• _EXTRACT PROVIDED_:
“G’Day Love!” — Post-Judicial Life
The Honourable Michelle May AM KC was admitted as a barrister in 1978 and took silk in 1993. Her practice specialty was family law. In 1995 she was appointed a judge of the Family Court of Australia, ultimately serving in the Appeal Division of that court for a number of years. She retired from the Court in 2017. She then returned to private practice, acting principally as a mediator and arbitrator. She is a member of Lucinda Chambers in Santos Place. While on the bench, her Honour held positions as President of the Australian Institute of Judicial Administration (“AIJA”), Chair of the Judges Forum of the International Bar Association, and was a fellow of the Australian Academy of Law and the International Academy of Matrimonial Lawyers respectively. In 2021 she was made a life member of the AIJA. Her Honour writes here concerning the issue – for some thorny – of a retired judge returning to practice as a barrister.
The title of this article comes from the greeting by an ageing rockstar when he saw me on the screen as I commenced a pre-mediation video conference, after my retirement from the Family Court. He meant no offence, and I took none – but his solicitor was very embarrassed and apologised profusely. The solicitor and I now laugh about it.
To return to the legal profession from the world of judging requires a degree of robustness and the support of your family. Understandably, many judges upon retirement decide that there are other things they would prefer to do with their life.
It can be very stressful leaving the protected life of a judge after many years and returning to the profession. First, there is no Associate or Court staff. Second, there is no automatic deference demonstrated by members of the public or other members of the legal profession. The decision as to what to do post-retirement is difficult and I suggest should not be made in a hurry.
Times have changed. For a number of reasons, many judges are retiring after 10 years of service – long before they turn 70 – and feel that, even for altruistic reasons, they still have something to contribute to society and the profession.
Almost 22 years ago, Gleeson CJ wrote about “A Changing Judiciary”, in the Australian Law Journal. He said:
Judicial appointment used to be like what matrimony and holy orders used to be like; something entered into upon the basis that, subject to the possibility of relaxation to meet special circumstances, it was intended to be permanent. The possibility that there might be active professional life after service as a judge was not ordinarily in contemplation…
…It was assumed that, once appointed, save for unforeseen circumstances, judges would remain in office for the rest of their professional lives.
Returning to the profession does not suit everyone, particularly judges who retire later in life, who are not in the best health, or after many years of the stressful life of being a judge feel they have had enough.
Serious ethical considerations
I appreciate that some judicial members and other members of the legal profession feel very strongly that judges should not return to the profession once they retire.
Judges, and those who may become judges, should not be deterred by the argument that it is unseemly, particularly where a former judge has something to contribute to the profession and the community.
It may be helpful to those considering a future judicial life to understand that retirement from the bench may not be the end of their legal career. In doing so it is important to note the germane content of the 2011 Barristers’ Rule and the Australasian Institute of Judicial Administration Guide to Judicial Conduct.
2011 Barristers’ Rule 95(n) provides as follows:
A barrister must refuse to accept or retain a brief or instructions to appear before a court if:
- the brief is to appear before a court of which the barrister was formerly a member or judicial registrar, or before a court from which appeals lay to a court of which the barrister was formerly a member (except the Federal Court of Australia in case of appeals from the Supreme Court of any State or Territory), and the appearance would occur within 5 years after the barrister ceased to be a member of the court in question where the barrister ceased to be a judge or judicial registrar after the commencement date of this Rule.

Region and label listings

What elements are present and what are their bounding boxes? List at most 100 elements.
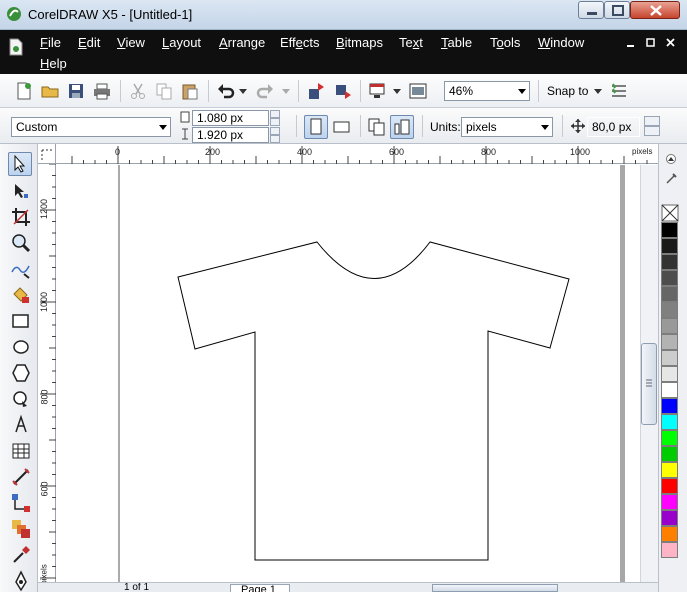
text-tool-icon[interactable] (10, 414, 32, 436)
vertical-scrollbar-thumb[interactable] (641, 343, 657, 425)
horizontal-ruler[interactable]: 0 200 400 600 800 1000 pixels (56, 144, 658, 164)
blend-tool-icon[interactable] (10, 518, 32, 540)
color-swatch[interactable] (661, 334, 678, 350)
color-swatch[interactable] (661, 478, 678, 494)
color-swatch[interactable] (661, 350, 678, 366)
redo-icon[interactable] (255, 81, 275, 101)
drawing-canvas[interactable] (57, 165, 625, 582)
nudge-spin-down[interactable] (644, 126, 660, 136)
tshirt-outline-shape[interactable] (177, 241, 570, 561)
current-page-button[interactable] (390, 115, 414, 139)
basic-shapes-icon[interactable] (10, 388, 32, 410)
color-swatch[interactable] (661, 222, 678, 238)
color-swatch[interactable] (661, 366, 678, 382)
menu-file[interactable]: File (40, 34, 61, 52)
color-swatch[interactable] (661, 318, 678, 334)
application-launcher-icon[interactable] (367, 81, 387, 101)
height-spin-up[interactable] (270, 127, 280, 135)
copy-icon[interactable] (154, 81, 174, 101)
color-swatch[interactable] (661, 446, 678, 462)
welcome-screen-icon[interactable] (408, 81, 428, 101)
color-swatch[interactable] (661, 270, 678, 286)
export-icon[interactable] (333, 81, 353, 101)
palette-scroll-up-icon[interactable] (664, 154, 678, 164)
color-swatch[interactable] (661, 462, 678, 478)
eyedropper-tool-icon[interactable] (10, 544, 32, 566)
menu-bitmaps[interactable]: Bitmaps (336, 34, 383, 52)
page-height-input[interactable]: 1.920 px (192, 127, 269, 143)
menu-edit[interactable]: Edit (78, 34, 100, 52)
ruler-origin[interactable] (38, 144, 56, 164)
horizontal-scrollbar-thumb[interactable] (432, 584, 558, 592)
nudge-distance-input[interactable]: 80,0 px (587, 117, 640, 137)
color-swatch[interactable] (661, 286, 678, 302)
palette-flyout-icon[interactable] (664, 172, 678, 186)
polygon-tool-icon[interactable] (10, 362, 32, 384)
color-swatch[interactable] (661, 526, 678, 542)
shape-tool-icon[interactable] (10, 180, 32, 202)
outline-pen-icon[interactable] (10, 570, 32, 592)
options-icon[interactable] (609, 81, 629, 101)
color-swatch[interactable] (661, 238, 678, 254)
crop-tool-icon[interactable] (10, 206, 32, 228)
color-swatch[interactable] (661, 382, 678, 398)
snap-to-button[interactable]: Snap to (547, 84, 588, 98)
vertical-ruler[interactable]: 1200 1000 800 600 pixels (38, 164, 56, 585)
cut-icon[interactable] (128, 81, 148, 101)
paste-icon[interactable] (180, 81, 200, 101)
page-width-input[interactable]: 1.080 px (192, 110, 269, 126)
color-swatch[interactable] (661, 430, 678, 446)
launcher-dropdown-chevron-icon[interactable] (393, 89, 401, 94)
menu-view[interactable]: View (117, 34, 145, 52)
portrait-button[interactable] (304, 115, 328, 139)
landscape-orientation-icon[interactable] (331, 116, 353, 138)
menu-effects[interactable]: Effects (280, 34, 320, 52)
redo-dropdown-chevron-icon[interactable] (282, 89, 290, 94)
menu-tools[interactable]: Tools (490, 34, 520, 52)
document-window-controls[interactable] (627, 37, 679, 49)
pick-tool-button[interactable] (8, 152, 32, 176)
menu-arrange[interactable]: Arrange (219, 34, 265, 52)
print-icon[interactable] (92, 81, 112, 101)
table-tool-icon[interactable] (10, 440, 32, 462)
close-button[interactable] (630, 1, 680, 19)
units-combo[interactable]: pixels (461, 117, 553, 137)
color-swatch[interactable] (661, 302, 678, 318)
open-folder-icon[interactable] (40, 81, 60, 101)
color-swatch[interactable] (661, 494, 678, 510)
menu-table[interactable]: Table (441, 34, 472, 52)
maximize-button[interactable] (604, 1, 630, 19)
menu-help[interactable]: Help (40, 55, 67, 73)
color-swatch[interactable] (661, 510, 678, 526)
snap-to-dropdown-chevron-icon[interactable] (594, 89, 602, 94)
menu-window[interactable]: Window (538, 34, 584, 52)
zoom-level-combo[interactable]: 46% (444, 81, 530, 101)
zoom-tool-icon[interactable] (10, 232, 32, 254)
menu-text[interactable]: Text (399, 34, 423, 52)
smart-fill-icon[interactable] (10, 284, 32, 306)
ellipse-tool-icon[interactable] (10, 336, 32, 358)
paper-type-combo[interactable]: Custom (11, 117, 171, 137)
color-swatch[interactable] (661, 542, 678, 558)
freehand-tool-icon[interactable] (10, 258, 32, 280)
dimension-tool-icon[interactable] (10, 466, 32, 488)
page-tab[interactable]: Page 1 (230, 584, 290, 592)
new-document-icon[interactable] (14, 81, 34, 101)
undo-dropdown-chevron-icon[interactable] (239, 89, 247, 94)
height-spin-down[interactable] (270, 135, 280, 143)
color-swatch[interactable] (661, 398, 678, 414)
connector-tool-icon[interactable] (10, 492, 32, 514)
rectangle-tool-icon[interactable] (10, 310, 32, 332)
width-spin-up[interactable] (270, 110, 280, 118)
nudge-spin-up[interactable] (644, 116, 660, 126)
color-swatch[interactable] (661, 254, 678, 270)
color-swatch[interactable] (661, 414, 678, 430)
save-icon[interactable] (66, 81, 86, 101)
import-icon[interactable] (306, 81, 326, 101)
menu-layout[interactable]: Layout (162, 34, 201, 52)
minimize-button[interactable] (578, 1, 604, 19)
no-color-swatch-icon[interactable] (661, 204, 679, 222)
undo-icon[interactable] (216, 81, 236, 101)
all-pages-icon[interactable] (366, 116, 388, 138)
width-spin-down[interactable] (270, 118, 280, 126)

• _PROBLEMS AND TASKS_:
- a) Reproduce word for word the passage of the article on post-judicial life that begins with "Almost 22 years" and ends with "their professional lives.".
- b) Using the article on post-judicial life, decide whether each statement agrees with it, answering yes or no and quoting the words that settle it: (i) the author retired from the Family Court in 2017; (ii) the author took silk in 1995; (iii) the rockstar's solicitor apologized for the greeting.
- c) Extend the article on post-judicial life, picking up after its final sentence.

• _RESULTS_:
- a)
Almost 22 years ago, Gleeson CJ wrote about “A Changing Judiciary”, in the Australian Law Journal. He said:
Judicial appointment used to be like what matrimony and holy orders used to be like; something entered into upon the basis that, subject to the possibility of relaxation to meet special circumstances, it was intended to be permanent. The possibility that there might be active professional life after service as a judge was not ordinarily in contemplation…
…It was assumed that, once appointed, save for unforeseen circumstances, judges would remain in office for the rest of their professional lives.

- b)
(i) Yes: "She retired from the Court in 2017."
(ii) No: "took silk in 1993"
(iii) Yes: "his solicitor was very embarrassed and apologised profusely."

- c)
There is good reason for this rule. I can say from personal experience that it is embarrassing for judges to have counsel appear before them who they once sat with in court in an appeal division, or were judicial colleagues.
The AIJA has provided very useful guidance about post-judicial life, published for The Council of Chief Justices of Australia and New Zealand. Chapter Seven of the AIJA Guide to Judicial Conduct (Third Edition) is titled “Post-Judicial Activities”. I would highlight the following points:
- Former judges should be free to work and contribute to society making use of their qualifications, skills, and experience.
- A judge should be careful in engaging in any discussions about future work prior to retirement.
- Mediation and arbitration are not considered to be inconsistent with the importance of public confidence in the independence of the judiciary.
- Former judges should not appear in a court or tribunal, or act as a solicitor in proceedings, where one of their former judgments is relevant.
- Former judges should ensure they do not undertake work without a practicing certificate if it is reasonably arguable it requires a practicing certificate.
The decision to return to the profession: it depends…
Of course, many judges feel that they simply want to retire and this is right for them. Whether a judge chooses to return to practice depends on many factors.
Some of the factors that make it more or less likely a Judge will want to return to private practice are:
- How old they are at the time they retire from the Court.
- What area of law they have practiced in – a predominately criminal Judge may have more difficulty returning to private practice.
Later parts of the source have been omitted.